The data:
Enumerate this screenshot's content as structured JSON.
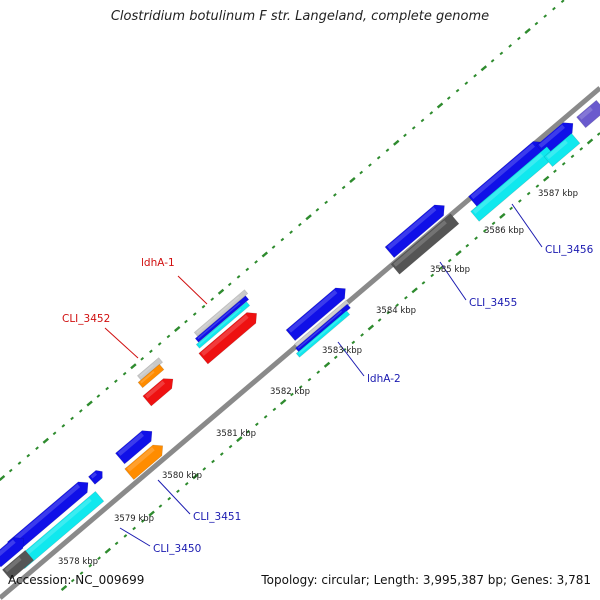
{
  "title": "Clostridium botulinum F str. Langeland, complete genome",
  "footer": {
    "accession": "Accession: NC_009699",
    "summary": "Topology: circular; Length: 3,995,387 bp; Genes: 3,781"
  },
  "colors": {
    "cds_blue": "#1010e8",
    "cds_cyan": "#10e8ee",
    "cds_gray": "#555555",
    "cds_red": "#ee1111",
    "cds_orange": "#ff8c00",
    "cds_purple": "#6a5acd",
    "backbone": "#8a8a8a",
    "tick": "#2e8b2e",
    "label_blue": "#1a1ab0",
    "label_red": "#d01010"
  },
  "ruler": [
    {
      "label": "3578 kbp"
    },
    {
      "label": "3579 kbp"
    },
    {
      "label": "3580 kbp"
    },
    {
      "label": "3581 kbp"
    },
    {
      "label": "3582 kbp"
    },
    {
      "label": "3583 kbp"
    },
    {
      "label": "3584 kbp"
    },
    {
      "label": "3585 kbp"
    },
    {
      "label": "3586 kbp"
    },
    {
      "label": "3587 kbp"
    }
  ],
  "gene_labels": [
    {
      "name": "CLI_3450",
      "color": "blue"
    },
    {
      "name": "CLI_3451",
      "color": "blue"
    },
    {
      "name": "ldhA-2",
      "color": "blue"
    },
    {
      "name": "CLI_3455",
      "color": "blue"
    },
    {
      "name": "CLI_3456",
      "color": "blue"
    },
    {
      "name": "ldhA-1",
      "color": "red"
    },
    {
      "name": "CLI_3452",
      "color": "red"
    }
  ]
}
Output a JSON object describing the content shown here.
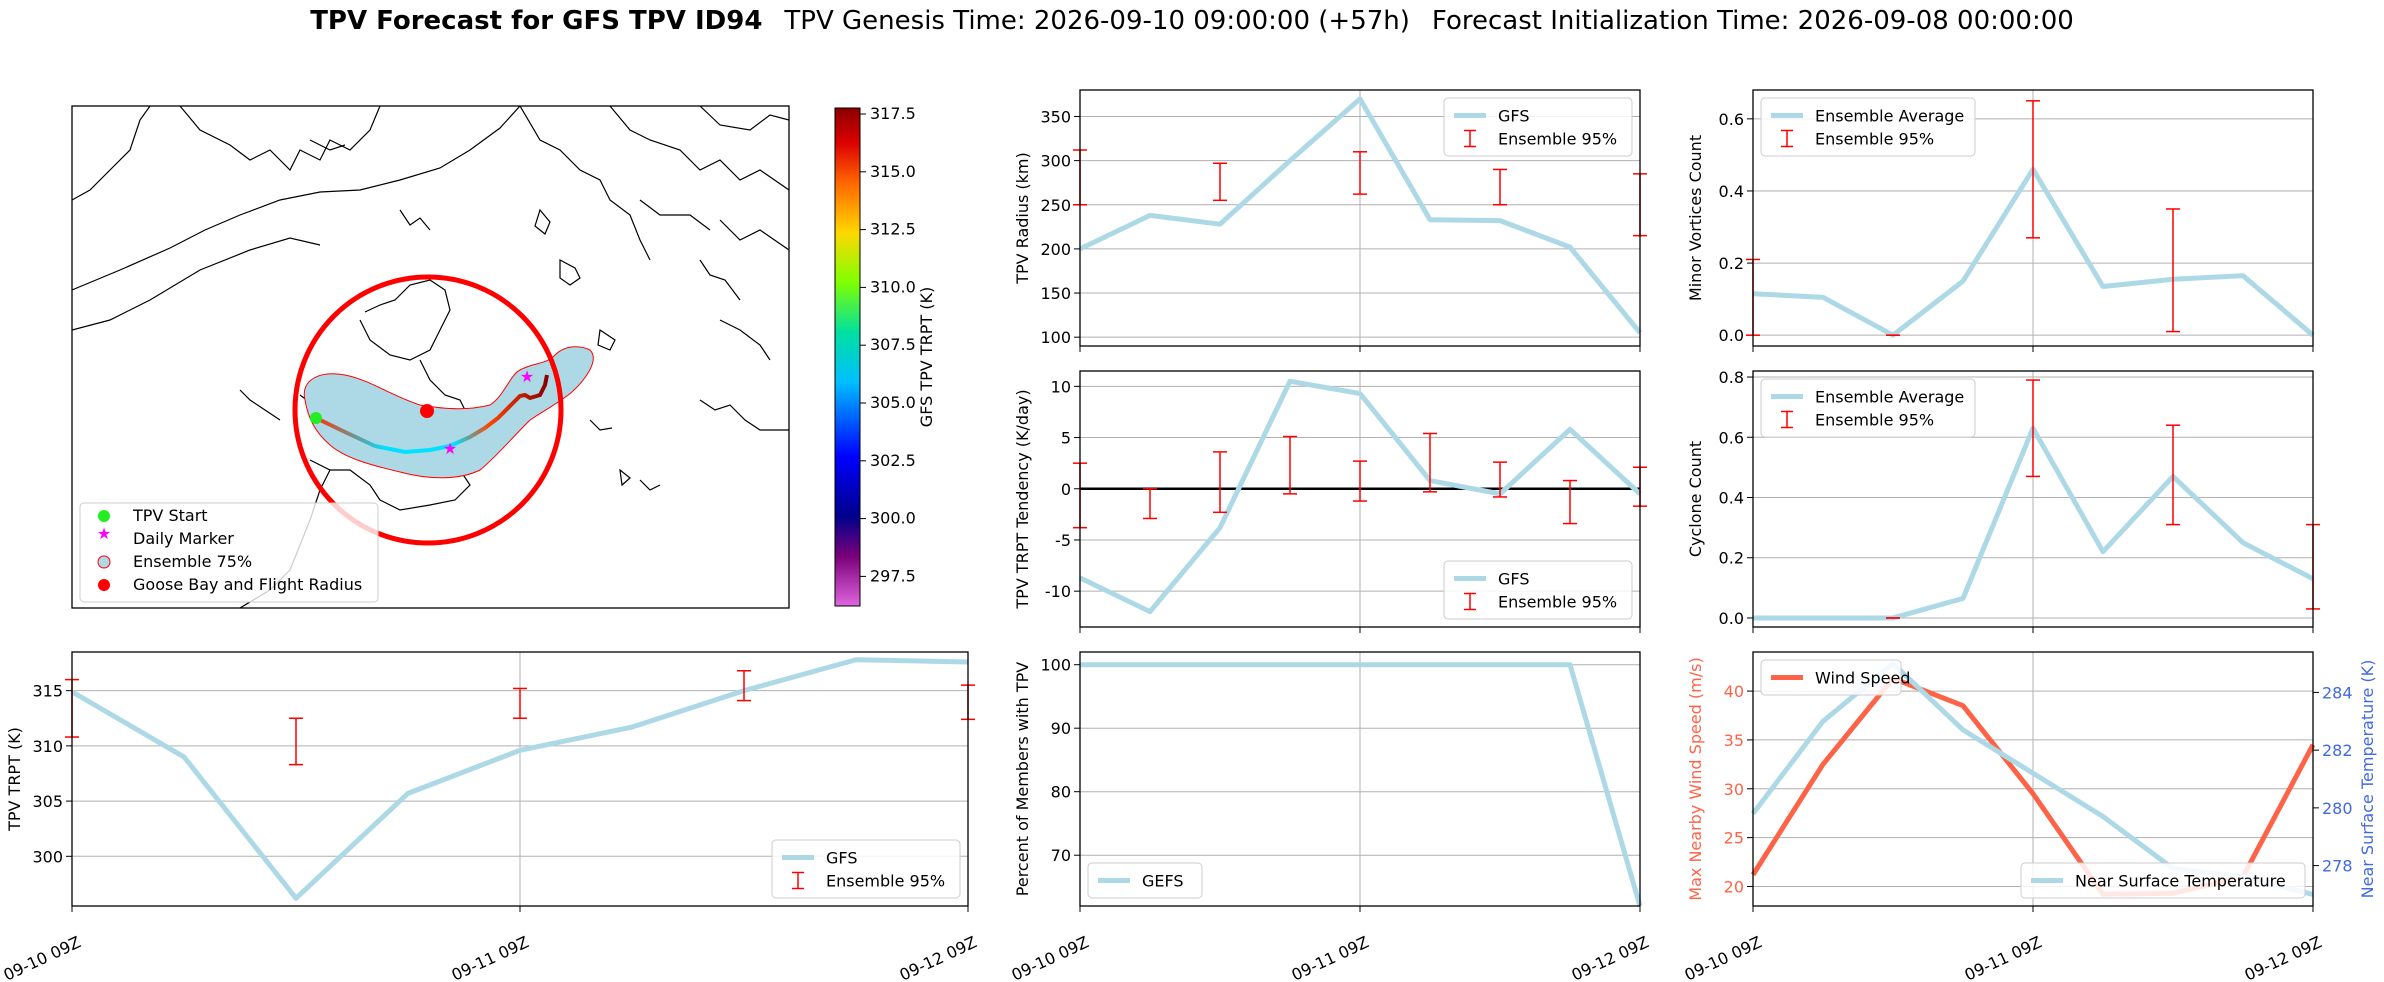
{
  "header": {
    "title_bold": "TPV Forecast for GFS TPV ID94",
    "genesis": "TPV Genesis Time: 2026-09-10 09:00:00 (+57h)",
    "init": "Forecast Initialization Time: 2026-09-08 00:00:00"
  },
  "colors": {
    "gfs": "#add8e6",
    "ensemble": "#ff0000",
    "wind": "#ff6347",
    "temp_axis": "#4169e1",
    "zero_line": "#000000"
  },
  "map": {
    "colorbar_label": "GFS TPV TRPT (K)",
    "colorbar_ticks": [
      "317.5",
      "315.0",
      "312.5",
      "310.0",
      "307.5",
      "305.0",
      "302.5",
      "300.0",
      "297.5"
    ],
    "legend": [
      "TPV Start",
      "Daily Marker",
      "Ensemble 75%",
      "Goose Bay and Flight Radius"
    ]
  },
  "chart_data": [
    {
      "type": "line",
      "id": "trpt",
      "ylabel": "TPV TRPT (K)",
      "ylim": [
        295.5,
        318.5
      ],
      "yticks": [
        300,
        305,
        310,
        315
      ],
      "x_ticks": [
        "09-10 09Z",
        "09-11 09Z",
        "09-12 09Z"
      ],
      "series": [
        {
          "name": "GFS",
          "values": [
            314.9,
            309.0,
            296.2,
            305.7,
            309.6,
            311.7,
            315.0,
            317.8,
            317.6
          ]
        }
      ],
      "errorbars": {
        "name": "Ensemble 95%",
        "x": [
          0,
          2,
          4,
          6,
          8
        ],
        "lo": [
          310.8,
          308.3,
          312.5,
          314.1,
          312.4
        ],
        "hi": [
          316.0,
          312.5,
          315.2,
          316.8,
          315.5
        ]
      },
      "legend": "lower right"
    },
    {
      "type": "line",
      "id": "radius",
      "ylabel": "TPV Radius (km)",
      "ylim": [
        90,
        380
      ],
      "yticks": [
        100,
        150,
        200,
        250,
        300,
        350
      ],
      "series": [
        {
          "name": "GFS",
          "values": [
            200,
            238,
            228,
            300,
            370,
            233,
            232,
            202,
            105
          ]
        }
      ],
      "errorbars": {
        "name": "Ensemble 95%",
        "x": [
          0,
          2,
          4,
          6,
          8
        ],
        "lo": [
          250,
          255,
          262,
          250,
          215
        ],
        "hi": [
          312,
          297,
          310,
          290,
          285
        ]
      },
      "legend": "upper right"
    },
    {
      "type": "line",
      "id": "tendency",
      "ylabel": "TPV TRPT Tendency (K/day)",
      "ylim": [
        -13.5,
        11.5
      ],
      "yticks": [
        -10,
        -5,
        0,
        5,
        10
      ],
      "series": [
        {
          "name": "GFS",
          "values": [
            -8.7,
            -12.0,
            -3.8,
            10.5,
            9.3,
            0.8,
            -0.5,
            5.8,
            -0.5
          ]
        }
      ],
      "errorbars": {
        "name": "Ensemble 95%",
        "x": [
          0,
          1,
          2,
          3,
          4,
          5,
          6,
          7,
          8
        ],
        "lo": [
          -3.8,
          -2.9,
          -2.3,
          -0.5,
          -1.2,
          -0.3,
          -0.8,
          -3.4,
          -1.7
        ],
        "hi": [
          2.5,
          0.0,
          3.6,
          5.1,
          2.7,
          5.4,
          2.6,
          0.8,
          2.1
        ]
      },
      "zero_line": true,
      "legend": "lower right"
    },
    {
      "type": "line",
      "id": "percent",
      "ylabel": "Percent of Members with TPV",
      "ylim": [
        62,
        102
      ],
      "yticks": [
        70,
        80,
        90,
        100
      ],
      "series": [
        {
          "name": "GEFS",
          "values": [
            100,
            100,
            100,
            100,
            100,
            100,
            100,
            100,
            62
          ]
        }
      ],
      "legend": "lower left"
    },
    {
      "type": "line",
      "id": "minor",
      "ylabel": "Minor Vortices Count",
      "ylim": [
        -0.03,
        0.68
      ],
      "yticks": [
        0.0,
        0.2,
        0.4,
        0.6
      ],
      "series": [
        {
          "name": "Ensemble Average",
          "values": [
            0.115,
            0.105,
            0.0,
            0.15,
            0.46,
            0.135,
            0.155,
            0.165,
            0.0
          ]
        }
      ],
      "errorbars": {
        "name": "Ensemble 95%",
        "x": [
          0,
          2,
          4,
          6
        ],
        "lo": [
          0.0,
          0.0,
          0.27,
          0.01
        ],
        "hi": [
          0.21,
          0.0,
          0.65,
          0.35
        ]
      },
      "legend": "upper left"
    },
    {
      "type": "line",
      "id": "cyclone",
      "ylabel": "Cyclone Count",
      "ylim": [
        -0.03,
        0.82
      ],
      "yticks": [
        0.0,
        0.2,
        0.4,
        0.6,
        0.8
      ],
      "series": [
        {
          "name": "Ensemble Average",
          "values": [
            0.0,
            0.0,
            0.0,
            0.065,
            0.63,
            0.22,
            0.47,
            0.25,
            0.13
          ]
        }
      ],
      "errorbars": {
        "name": "Ensemble 95%",
        "x": [
          2,
          4,
          6,
          8
        ],
        "lo": [
          0.0,
          0.47,
          0.31,
          0.03
        ],
        "hi": [
          0.0,
          0.79,
          0.64,
          0.31
        ]
      },
      "legend": "upper left"
    },
    {
      "type": "line",
      "id": "wind",
      "ylabel": "Max Nearby Wind Speed (m/s)",
      "ylim": [
        18,
        44
      ],
      "yticks": [
        20,
        25,
        30,
        35,
        40
      ],
      "y2label": "Near Surface Temperature (K)",
      "y2lim": [
        276.6,
        285.4
      ],
      "y2ticks": [
        278,
        280,
        282,
        284
      ],
      "series": [
        {
          "name": "Wind Speed",
          "axis": "left",
          "values": [
            21.2,
            32.5,
            41.3,
            38.5,
            29.5,
            19.2,
            19.3,
            21.0,
            34.5
          ]
        },
        {
          "name": "Near Surface Temperature",
          "axis": "right",
          "values": [
            279.8,
            283.0,
            285.0,
            282.7,
            281.2,
            279.7,
            277.9,
            277.6,
            277.0
          ]
        }
      ]
    }
  ]
}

Work to complete: Retype all of the listing above exactly, but keep its pictures out.

Written answer:
Enumerate this screenshot's content as structured JSON.
{
  "title": "Clostridium botulinum F str. Langeland, complete genome",
  "footer": {
    "accession": "Accession: NC_009699",
    "summary": "Topology: circular; Length: 3,995,387 bp; Genes: 3,781"
  },
  "colors": {
    "cds_blue": "#1010e8",
    "cds_cyan": "#10e8ee",
    "cds_gray": "#555555",
    "cds_red": "#ee1111",
    "cds_orange": "#ff8c00",
    "cds_purple": "#6a5acd",
    "backbone": "#8a8a8a",
    "tick": "#2e8b2e",
    "label_blue": "#1a1ab0",
    "label_red": "#d01010"
  },
  "ruler": [
    {
      "label": "3578 kbp"
    },
    {
      "label": "3579 kbp"
    },
    {
      "label": "3580 kbp"
    },
    {
      "label": "3581 kbp"
    },
    {
      "label": "3582 kbp"
    },
    {
      "label": "3583 kbp"
    },
    {
      "label": "3584 kbp"
    },
    {
      "label": "3585 kbp"
    },
    {
      "label": "3586 kbp"
    },
    {
      "label": "3587 kbp"
    }
  ],
  "gene_labels": [
    {
      "name": "CLI_3450",
      "color": "blue"
    },
    {
      "name": "CLI_3451",
      "color": "blue"
    },
    {
      "name": "ldhA-2",
      "color": "blue"
    },
    {
      "name": "CLI_3455",
      "color": "blue"
    },
    {
      "name": "CLI_3456",
      "color": "blue"
    },
    {
      "name": "ldhA-1",
      "color": "red"
    },
    {
      "name": "CLI_3452",
      "color": "red"
    }
  ]
}
Output a JSON object describing the content shown here.
{
  "header": {
    "title_bold": "TPV Forecast for GFS TPV ID94",
    "genesis": "TPV Genesis Time: 2026-09-10 09:00:00 (+57h)",
    "init": "Forecast Initialization Time: 2026-09-08 00:00:00"
  },
  "colors": {
    "gfs": "#add8e6",
    "ensemble": "#ff0000",
    "wind": "#ff6347",
    "temp_axis": "#4169e1",
    "zero_line": "#000000"
  },
  "map": {
    "colorbar_label": "GFS TPV TRPT (K)",
    "colorbar_ticks": [
      "317.5",
      "315.0",
      "312.5",
      "310.0",
      "307.5",
      "305.0",
      "302.5",
      "300.0",
      "297.5"
    ],
    "legend": [
      "TPV Start",
      "Daily Marker",
      "Ensemble 75%",
      "Goose Bay and Flight Radius"
    ]
  },
  "chart_data": [
    {
      "type": "line",
      "id": "trpt",
      "ylabel": "TPV TRPT (K)",
      "ylim": [
        295.5,
        318.5
      ],
      "yticks": [
        300,
        305,
        310,
        315
      ],
      "x_ticks": [
        "09-10 09Z",
        "09-11 09Z",
        "09-12 09Z"
      ],
      "series": [
        {
          "name": "GFS",
          "values": [
            314.9,
            309.0,
            296.2,
            305.7,
            309.6,
            311.7,
            315.0,
            317.8,
            317.6
          ]
        }
      ],
      "errorbars": {
        "name": "Ensemble 95%",
        "x": [
          0,
          2,
          4,
          6,
          8
        ],
        "lo": [
          310.8,
          308.3,
          312.5,
          314.1,
          312.4
        ],
        "hi": [
          316.0,
          312.5,
          315.2,
          316.8,
          315.5
        ]
      },
      "legend": "lower right"
    },
    {
      "type": "line",
      "id": "radius",
      "ylabel": "TPV Radius (km)",
      "ylim": [
        90,
        380
      ],
      "yticks": [
        100,
        150,
        200,
        250,
        300,
        350
      ],
      "series": [
        {
          "name": "GFS",
          "values": [
            200,
            238,
            228,
            300,
            370,
            233,
            232,
            202,
            105
          ]
        }
      ],
      "errorbars": {
        "name": "Ensemble 95%",
        "x": [
          0,
          2,
          4,
          6,
          8
        ],
        "lo": [
          250,
          255,
          262,
          250,
          215
        ],
        "hi": [
          312,
          297,
          310,
          290,
          285
        ]
      },
      "legend": "upper right"
    },
    {
      "type": "line",
      "id": "tendency",
      "ylabel": "TPV TRPT Tendency (K/day)",
      "ylim": [
        -13.5,
        11.5
      ],
      "yticks": [
        -10,
        -5,
        0,
        5,
        10
      ],
      "series": [
        {
          "name": "GFS",
          "values": [
            -8.7,
            -12.0,
            -3.8,
            10.5,
            9.3,
            0.8,
            -0.5,
            5.8,
            -0.5
          ]
        }
      ],
      "errorbars": {
        "name": "Ensemble 95%",
        "x": [
          0,
          1,
          2,
          3,
          4,
          5,
          6,
          7,
          8
        ],
        "lo": [
          -3.8,
          -2.9,
          -2.3,
          -0.5,
          -1.2,
          -0.3,
          -0.8,
          -3.4,
          -1.7
        ],
        "hi": [
          2.5,
          0.0,
          3.6,
          5.1,
          2.7,
          5.4,
          2.6,
          0.8,
          2.1
        ]
      },
      "zero_line": true,
      "legend": "lower right"
    },
    {
      "type": "line",
      "id": "percent",
      "ylabel": "Percent of Members with TPV",
      "ylim": [
        62,
        102
      ],
      "yticks": [
        70,
        80,
        90,
        100
      ],
      "series": [
        {
          "name": "GEFS",
          "values": [
            100,
            100,
            100,
            100,
            100,
            100,
            100,
            100,
            62
          ]
        }
      ],
      "legend": "lower left"
    },
    {
      "type": "line",
      "id": "minor",
      "ylabel": "Minor Vortices Count",
      "ylim": [
        -0.03,
        0.68
      ],
      "yticks": [
        0.0,
        0.2,
        0.4,
        0.6
      ],
      "series": [
        {
          "name": "Ensemble Average",
          "values": [
            0.115,
            0.105,
            0.0,
            0.15,
            0.46,
            0.135,
            0.155,
            0.165,
            0.0
          ]
        }
      ],
      "errorbars": {
        "name": "Ensemble 95%",
        "x": [
          0,
          2,
          4,
          6
        ],
        "lo": [
          0.0,
          0.0,
          0.27,
          0.01
        ],
        "hi": [
          0.21,
          0.0,
          0.65,
          0.35
        ]
      },
      "legend": "upper left"
    },
    {
      "type": "line",
      "id": "cyclone",
      "ylabel": "Cyclone Count",
      "ylim": [
        -0.03,
        0.82
      ],
      "yticks": [
        0.0,
        0.2,
        0.4,
        0.6,
        0.8
      ],
      "series": [
        {
          "name": "Ensemble Average",
          "values": [
            0.0,
            0.0,
            0.0,
            0.065,
            0.63,
            0.22,
            0.47,
            0.25,
            0.13
          ]
        }
      ],
      "errorbars": {
        "name": "Ensemble 95%",
        "x": [
          2,
          4,
          6,
          8
        ],
        "lo": [
          0.0,
          0.47,
          0.31,
          0.03
        ],
        "hi": [
          0.0,
          0.79,
          0.64,
          0.31
        ]
      },
      "legend": "upper left"
    },
    {
      "type": "line",
      "id": "wind",
      "ylabel": "Max Nearby Wind Speed (m/s)",
      "ylim": [
        18,
        44
      ],
      "yticks": [
        20,
        25,
        30,
        35,
        40
      ],
      "y2label": "Near Surface Temperature (K)",
      "y2lim": [
        276.6,
        285.4
      ],
      "y2ticks": [
        278,
        280,
        282,
        284
      ],
      "series": [
        {
          "name": "Wind Speed",
          "axis": "left",
          "values": [
            21.2,
            32.5,
            41.3,
            38.5,
            29.5,
            19.2,
            19.3,
            21.0,
            34.5
          ]
        },
        {
          "name": "Near Surface Temperature",
          "axis": "right",
          "values": [
            279.8,
            283.0,
            285.0,
            282.7,
            281.2,
            279.7,
            277.9,
            277.6,
            277.0
          ]
        }
      ]
    }
  ]
}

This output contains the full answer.